■ Data entries
+++++

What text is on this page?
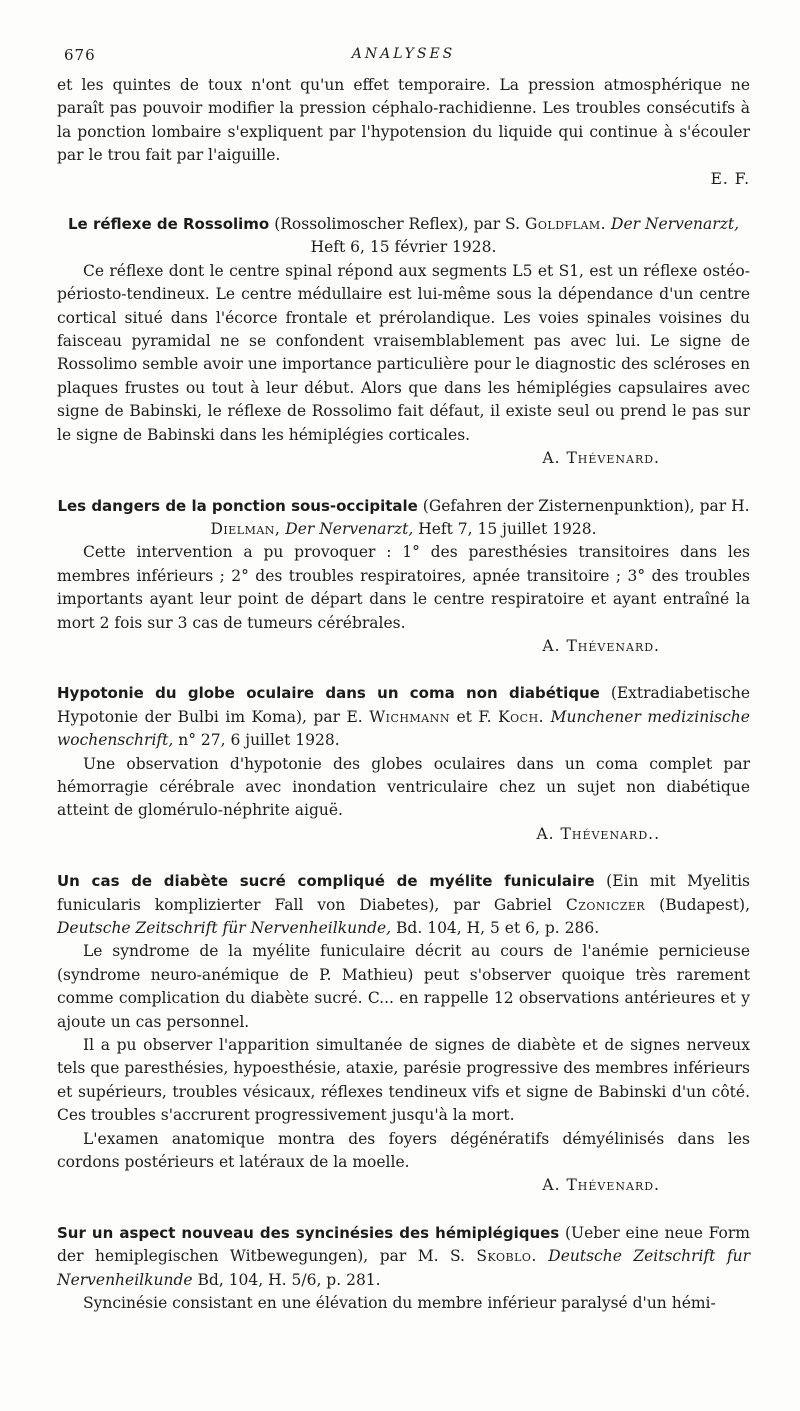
676	ANALYSES

et les quintes de toux n'ont qu'un effet temporaire. La pression atmosphérique ne paraît pas pouvoir modifier la pression céphalo-rachidienne. Les troubles consécutifs à la ponction lombaire s'expliquent par l'hypotension du liquide qui continue à s'écouler par le trou fait par l'aiguille.

E. F.

Le réflexe de Rossolimo (Rossolimoscher Reflex), par S. Goldflam. Der Nervenarzt, Heft 6, 15 février 1928.

Ce réflexe dont le centre spinal répond aux segments L5 et S1, est un réflexe ostéo-périosto-tendineux. Le centre médullaire est lui-même sous la dépendance d'un centre cortical situé dans l'écorce frontale et prérolandique. Les voies spinales voisines du faisceau pyramidal ne se confondent vraisemblablement pas avec lui. Le signe de Rossolimo semble avoir une importance particulière pour le diagnostic des scléroses en plaques frustes ou tout à leur début. Alors que dans les hémiplégies capsulaires avec signe de Babinski, le réflexe de Rossolimo fait défaut, il existe seul ou prend le pas sur le signe de Babinski dans les hémiplégies corticales.

A. Thévenard.

Les dangers de la ponction sous-occipitale (Gefahren der Zisternenpunktion), par H. Dielman, Der Nervenarzt, Heft 7, 15 juillet 1928.

Cette intervention a pu provoquer : 1° des paresthésies transitoires dans les membres inférieurs ; 2° des troubles respiratoires, apnée transitoire ; 3° des troubles importants ayant leur point de départ dans le centre respiratoire et ayant entraîné la mort 2 fois sur 3 cas de tumeurs cérébrales.

A. Thévenard.

Hypotonie du globe oculaire dans un coma non diabétique (Extradiabetische Hypotonie der Bulbi im Koma), par E. Wichmann et F. Koch. Munchener medizinische wochenschrift, n° 27, 6 juillet 1928.

Une observation d'hypotonie des globes oculaires dans un coma complet par hémorragie cérébrale avec inondation ventriculaire chez un sujet non diabétique atteint de glomérulo-néphrite aiguë.

A. Thévenard..

Un cas de diabète sucré compliqué de myélite funiculaire (Ein mit Myelitis funicularis komplizierter Fall von Diabetes), par Gabriel Czoniczer (Budapest), Deutsche Zeitschrift für Nervenheilkunde, Bd. 104, H, 5 et 6, p. 286.

Le syndrome de la myélite funiculaire décrit au cours de l'anémie pernicieuse (syndrome neuro-anémique de P. Mathieu) peut s'observer quoique très rarement comme complication du diabète sucré. C... en rappelle 12 observations antérieures et y ajoute un cas personnel.

Il a pu observer l'apparition simultanée de signes de diabète et de signes nerveux tels que paresthésies, hypoesthésie, ataxie, parésie progressive des membres inférieurs et supérieurs, troubles vésicaux, réflexes tendineux vifs et signe de Babinski d'un côté. Ces troubles s'accrurent progressivement jusqu'à la mort.

L'examen anatomique montra des foyers dégénératifs démyélinisés dans les cordons postérieurs et latéraux de la moelle.

A. Thévenard.

Sur un aspect nouveau des syncinésies des hémiplégiques (Ueber eine neue Form der hemiplegischen Witbewegungen), par M. S. Skoblo. Deutsche Zeitschrift fur Nervenheilkunde Bd, 104, H. 5/6, p. 281.

Syncinésie consistant en une élévation du membre inférieur paralysé d'un hémi-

+++++

Scan the records above for the string "inférieurs", then report every line that contains it.

■ Final result
Cette intervention a pu provoquer : 1° des paresthésies transitoires dans les membres inférieurs ; 2° des troubles respiratoires, apnée transitoire ; 3° des troubles importants ayant leur point de départ dans le centre respiratoire et ayant entraîné la mort 2 fois sur 3 cas de tumeurs cérébrales.
Il a pu observer l'apparition simultanée de signes de diabète et de signes nerveux tels que paresthésies, hypoesthésie, ataxie, parésie progressive des membres inférieurs et supérieurs, troubles vésicaux, réflexes tendineux vifs et signe de Babinski d'un côté. Ces troubles s'accrurent progressivement jusqu'à la mort.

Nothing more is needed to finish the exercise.